EXTRAIT À LIRE -
COUR D'APPEL
DE
VERSAILLES
Code nac : 48C
1re chambre 3e section
ARRET N°
REPUTE CONTRADICTOIRE
DU 17 JUIN 2022
N° RG 19/03376 - N° Portalis DBV3-V-B7D-TF77
AFFAIRE :
[L] [K] [R]
[G] [B] épouse [R]
...
C/
SCP GIBIER SOUCHON FESTIVI
...
Décision déférée à la cour : Jugement rendu le 25 Mars 2019 par le Tribunal d'Instance d'ASNIERES-SUR-SEINE
N° Chambre :
N° Section : SUREND
N° RG : 1118002148
Expéditions exécutoires
Expéditions
Copies
délivrées le :
à :
Toutes les parties
RÉPUBLIQUE FRANÇAISE
AU NOM DU PEUPLE FRANÇAIS
LE DIX SEPT JUIN DEUX MILLE VINGT DEUX,
La cour d'appel de Versailles a rendu l'arrêt suivant dans l'affaire entre :
Monsieur [L] [K] [R]
[Adresse 2]
[Localité 6]
Assisté de Me Julien GIBIER de la SELARL GIBIER FESTIVI RIVIERRE GUEPIN, Plaidant/Postulant, avocat au barreau de CHARTRES, vestiaire : 000021
Comparant
Madame [G] [B] épouse [R]
[Adresse 2]
[Localité 6]
Représentée par Me Julien GIBIER de la SELARL GIBIER FESTIVI RIVIERRE GUEPIN, Plaidant/Postulant, avocat au barreau de CHARTRES, vestiaire : 000021
Non comparante
APPELANTS
****************
SCP GIBIER SOUCHON FESTIVI
[Adresse 5]
[Localité 3]
S.A. [7]
[Adresse 4]
[Localité 3]
Représentée par Me Emilie GATTONE, plaidant/postulant, avocat au barreau de VERSAILLES, substituant Me Mathieu KARM de la SCP PICHARD DEVEMY KARM, Plaidant/Postulant, avocat au barreau de CHARTRES, vestiaire : 000040 - N° du dossier 28269
COMMISSION DE SURENDETTEMENT
[Adresse 1]
[Localité 6]
INTIMEES - non comparantes, non représentées
****************
Composition de la cour :
En application des dispositions de l'article 945-1 du code de procédure civile, l'affaire a été débattue à l'audience publique du 13 Mai 2021, les parties ne s'y étant pas opposées, devant Madame Lorraine DIGOT, conseillère chargée de l'instruction de l'affaire et du rapport.
Ce magistrat a rendu compte des plaidoiries dans le délibéré de la cour, composée de :
Madame Isabelle CHESNOT, présidente,
Madame Lorraine DIGOT, conseillère,
Madame Michèle LAURET, conseillère,
Greffière, faisant fonction : Madame Virginie DE OLIVEIRA,
EXPOSÉ DU LITIGE :
Le 2 juin 2016, M. et Mme [R] ont saisi la commission de surendettement des particuliers des Hauts-de-Seine, ci-après la commission, d'une demande de traitement de leur situation de surendettement, qui a été déclarée recevable le 29 août 2016.
Statuant sur un recours contre cette décision, le tribunal d'instance d'Asnières-sur-Seine, par jugement rendu le 16 octobre 2017, a déclaré les époux [R] recevables en leur demande.

CONSIGNE A - Réécrivez plus brièvement le paragraphe de l'arrêt qui commence par « Le 2 juin 2016 », sans perdre ses faits principaux.
CONSIGNE B - Prolongez l'arrêt sur le surendettement des époux [R] à partir de sa dernière phrase.

CONTENU DES DONNÉES -
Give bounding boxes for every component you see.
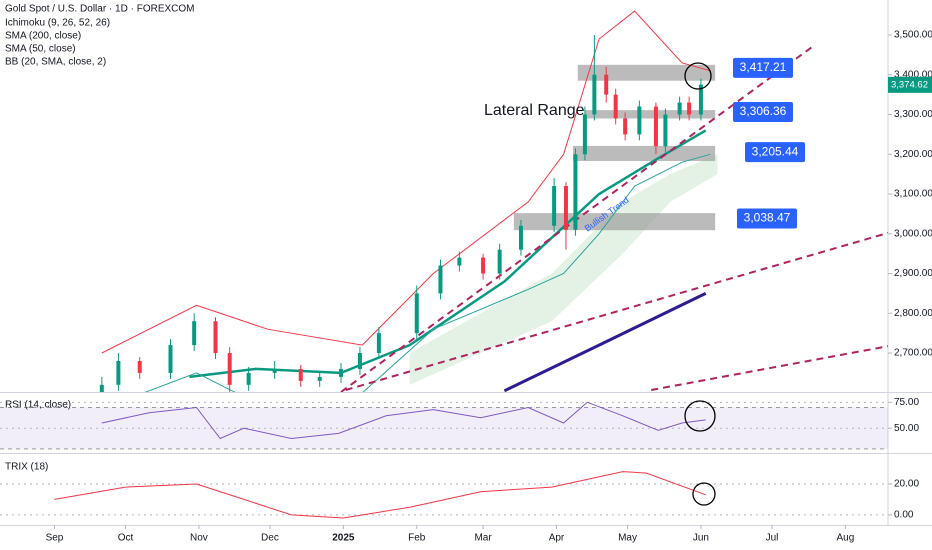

RÉSULTAT FINAL A - Le 2 juin 2016, M. et Mme [R] ont demandé à la commission de surendettement des particuliers des Hauts-de-Seine de traiter leur surendettement. Leur demande a été jugée recevable le 29 août 2016.

RÉSULTAT FINAL B -
Saisi d'une demande de vérification de créances par M. et Mme [R], le tribunal d'instance d'Asnières-sur-Seine, par jugement rendu le 31 mai 2018, a :
- écarté de la procédure la créance de la SCP Gibier-Souchon-Festivi,
- fixé la créance de M. [W] [R] à la somme de 27 000 euros,
- déclaré irrecevables les demandes indemnitaires formées par les époux [R] à l'encontre de la [7],
- fixé la créance de la [7] au titre du prêt habitat Primo n° 7196975 à la somme de 173 245,89 euros,
- renvoyé le dossier devant la commission aux fins de poursuite de la procédure.
Par jugement du 26 novembre 2018, ce même tribunal a rejeté la requête en omission de statuer présentée par M. et Mme [R] et renvoyé le dossier à la commission aux fins de poursuite de la procédure.
La commission a notifié à M. et Mme [R], ainsi qu'à leurs créanciers, sa décision du 5 octobre 2018 d'imposer des mesures consistant en un rééchelonnement du paiement des créances sur une durée de 24 mois et une réduction à 0% du taux des intérêts des créances rééchelonnées, en retenant une capacité mensuelle de remboursement de 1 824,18 euros. Ce plan provisoire était assorti de l'obligation pour les débiteurs de vendre leur bien immobilier d'une valeur estimée à 380 000 euros.
Statuant sur le recours de M. et Mme [R], le tribunal d'instance d'Asnières-sur-Seine, par jugement rendu le 25 mars 2019, a :
- déclaré le recours recevable,
- fixé à 1 824,18 euros la contribution mensuelle totale de M. et Mme [R] à l'apurement du passif de la procédure,
- arrêté les mesures propres à traiter la situation de surendettement de M. et Mme [R] selon les modalités du plan adopté par la commission.
Par lettre recommandée avec demande d'avis de réception postée le 19 avril 2019, M. et Mme [R] ont interjeté appel de ce jugement, notifié par lettre recommandée dont les avis de réception ont été signés le 6 avril 2019.
Après plusieurs renvois ordonnés à la demande des parties, elles ont toutes été convoquées par le greffe à l'audience du 13 mai 2022, par lettres recommandées avec demandes d'avis de réception postées le 20 décembre 2021.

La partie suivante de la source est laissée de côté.